* **SHORT TASK**
Identify all lines of the data containing the string "this" and copy them.

>> start

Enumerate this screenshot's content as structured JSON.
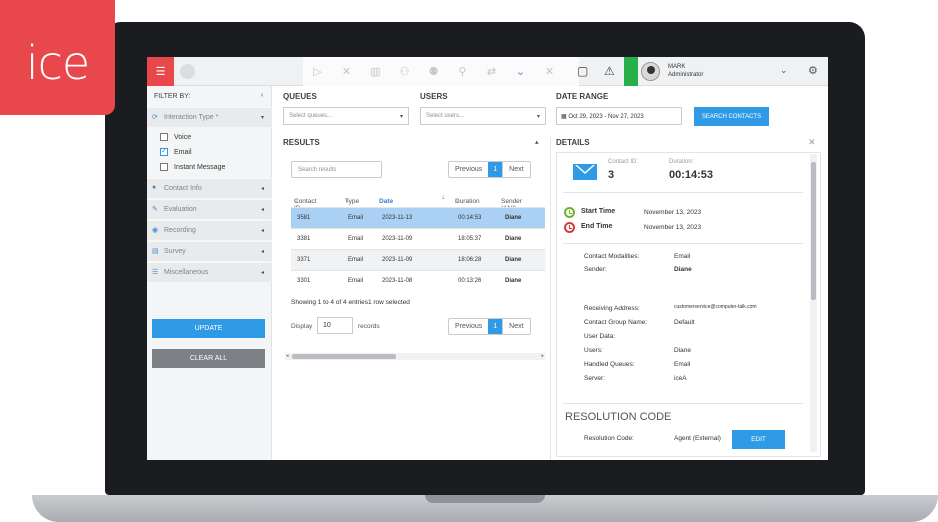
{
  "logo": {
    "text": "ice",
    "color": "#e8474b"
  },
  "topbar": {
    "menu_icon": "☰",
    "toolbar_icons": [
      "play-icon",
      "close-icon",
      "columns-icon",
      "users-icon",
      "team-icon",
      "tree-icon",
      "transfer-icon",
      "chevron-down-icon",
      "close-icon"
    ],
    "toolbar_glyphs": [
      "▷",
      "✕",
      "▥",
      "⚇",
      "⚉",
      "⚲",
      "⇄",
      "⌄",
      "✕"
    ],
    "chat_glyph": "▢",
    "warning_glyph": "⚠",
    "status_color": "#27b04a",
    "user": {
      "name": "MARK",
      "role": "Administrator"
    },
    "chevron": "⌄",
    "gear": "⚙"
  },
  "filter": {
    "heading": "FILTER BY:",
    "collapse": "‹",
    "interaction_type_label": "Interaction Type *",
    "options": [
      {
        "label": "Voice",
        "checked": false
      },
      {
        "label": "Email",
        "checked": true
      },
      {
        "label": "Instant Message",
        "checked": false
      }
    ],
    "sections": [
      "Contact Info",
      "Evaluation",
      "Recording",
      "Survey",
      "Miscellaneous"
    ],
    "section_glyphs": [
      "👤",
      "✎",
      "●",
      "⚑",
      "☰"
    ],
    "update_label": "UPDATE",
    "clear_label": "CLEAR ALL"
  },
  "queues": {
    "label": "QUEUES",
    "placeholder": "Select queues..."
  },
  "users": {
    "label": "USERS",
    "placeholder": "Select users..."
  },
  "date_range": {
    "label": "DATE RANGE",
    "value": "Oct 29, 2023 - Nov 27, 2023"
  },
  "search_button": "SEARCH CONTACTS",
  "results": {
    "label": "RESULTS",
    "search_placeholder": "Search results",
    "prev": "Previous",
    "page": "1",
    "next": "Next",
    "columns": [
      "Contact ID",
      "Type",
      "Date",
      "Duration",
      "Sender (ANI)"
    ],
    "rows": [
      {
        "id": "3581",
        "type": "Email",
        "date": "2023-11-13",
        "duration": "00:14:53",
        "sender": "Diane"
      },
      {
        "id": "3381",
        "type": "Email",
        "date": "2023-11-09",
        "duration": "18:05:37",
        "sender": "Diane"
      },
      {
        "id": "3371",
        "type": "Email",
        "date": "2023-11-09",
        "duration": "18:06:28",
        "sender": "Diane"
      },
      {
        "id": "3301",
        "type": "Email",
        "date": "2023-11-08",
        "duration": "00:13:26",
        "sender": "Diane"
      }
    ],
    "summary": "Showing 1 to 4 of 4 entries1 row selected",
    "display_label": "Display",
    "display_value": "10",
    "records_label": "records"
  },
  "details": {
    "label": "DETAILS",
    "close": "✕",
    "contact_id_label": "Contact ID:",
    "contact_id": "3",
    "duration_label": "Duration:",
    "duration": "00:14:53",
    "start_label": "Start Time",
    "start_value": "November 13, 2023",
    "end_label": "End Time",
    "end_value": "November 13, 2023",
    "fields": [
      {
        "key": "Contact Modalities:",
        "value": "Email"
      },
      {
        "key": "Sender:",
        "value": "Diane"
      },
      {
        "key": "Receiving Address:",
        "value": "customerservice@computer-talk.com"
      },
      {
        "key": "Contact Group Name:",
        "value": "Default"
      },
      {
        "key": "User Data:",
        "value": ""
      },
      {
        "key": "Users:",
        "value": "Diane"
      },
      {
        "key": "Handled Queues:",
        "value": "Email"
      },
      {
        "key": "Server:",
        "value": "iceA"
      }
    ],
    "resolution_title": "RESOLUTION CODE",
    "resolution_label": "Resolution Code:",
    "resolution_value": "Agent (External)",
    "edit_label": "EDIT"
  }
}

>> end
>> start

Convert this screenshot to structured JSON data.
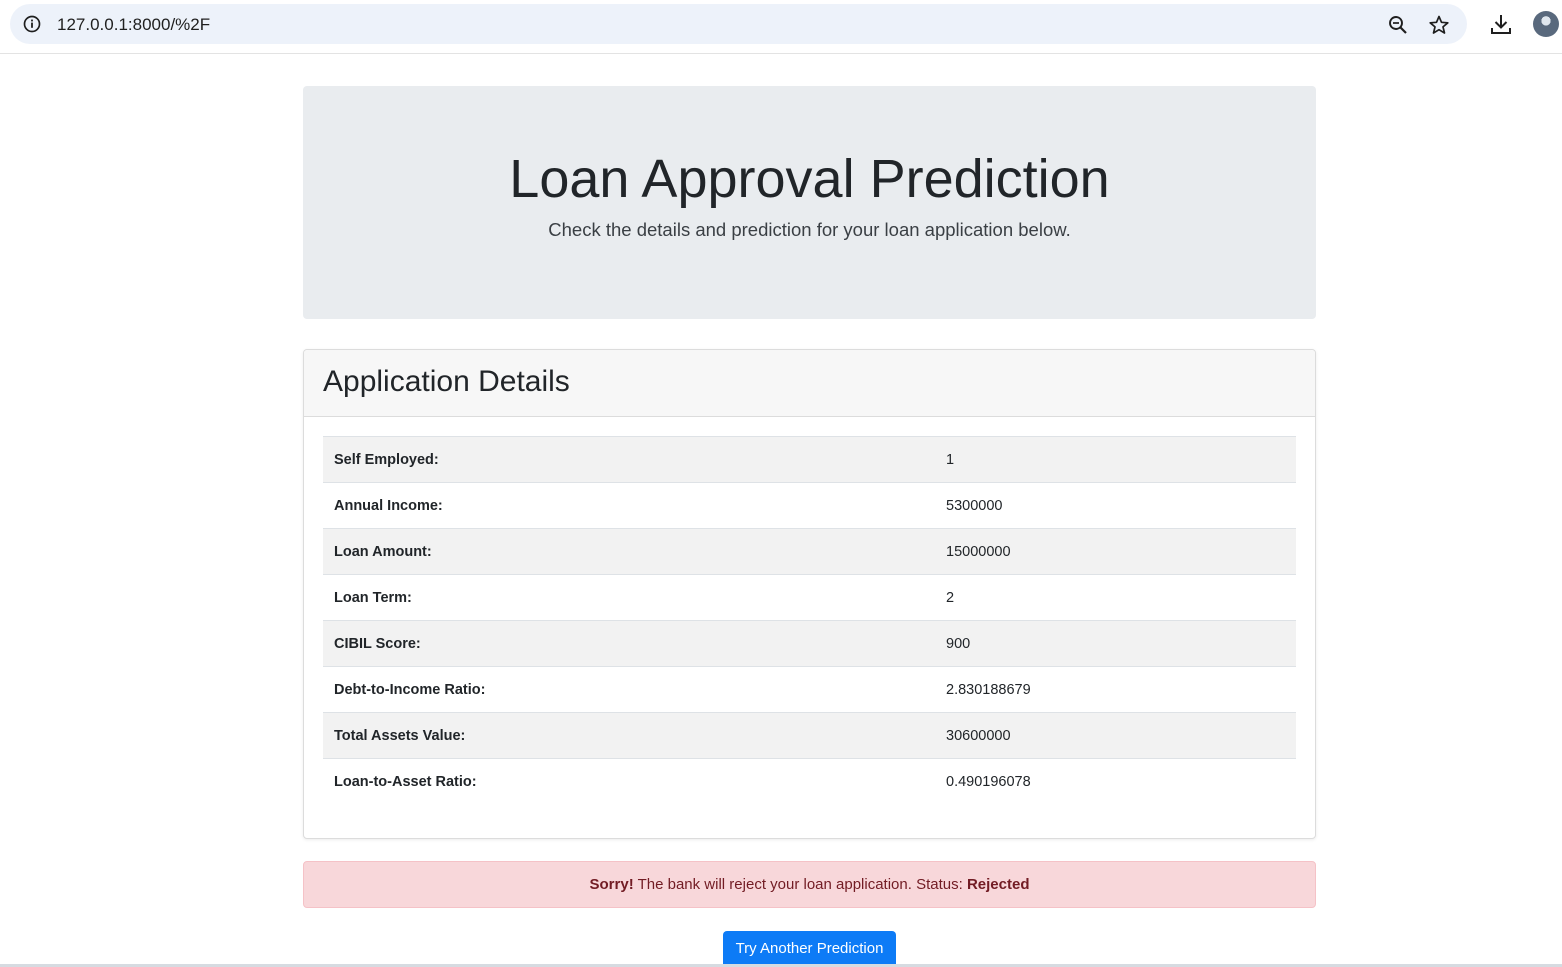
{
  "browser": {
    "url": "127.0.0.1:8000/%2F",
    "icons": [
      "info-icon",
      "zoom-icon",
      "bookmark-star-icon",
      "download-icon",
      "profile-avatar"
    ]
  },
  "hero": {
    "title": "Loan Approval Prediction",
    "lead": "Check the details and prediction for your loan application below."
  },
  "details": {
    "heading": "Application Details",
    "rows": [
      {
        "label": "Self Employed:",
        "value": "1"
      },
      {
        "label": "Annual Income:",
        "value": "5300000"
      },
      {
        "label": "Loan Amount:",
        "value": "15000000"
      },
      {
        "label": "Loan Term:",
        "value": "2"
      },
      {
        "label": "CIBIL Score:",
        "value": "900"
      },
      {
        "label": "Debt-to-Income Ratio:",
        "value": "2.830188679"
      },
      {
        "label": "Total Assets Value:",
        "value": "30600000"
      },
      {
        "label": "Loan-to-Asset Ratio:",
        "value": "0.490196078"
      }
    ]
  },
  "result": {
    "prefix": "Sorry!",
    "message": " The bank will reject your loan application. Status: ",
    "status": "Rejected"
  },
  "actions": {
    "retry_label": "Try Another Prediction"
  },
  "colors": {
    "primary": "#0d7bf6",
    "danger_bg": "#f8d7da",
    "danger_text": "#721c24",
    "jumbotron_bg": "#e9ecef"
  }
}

>> end

* **SOLUTION BELOW**
Enumerate this screenshot's content as structured JSON.
Convert this screenshot to structured JSON data.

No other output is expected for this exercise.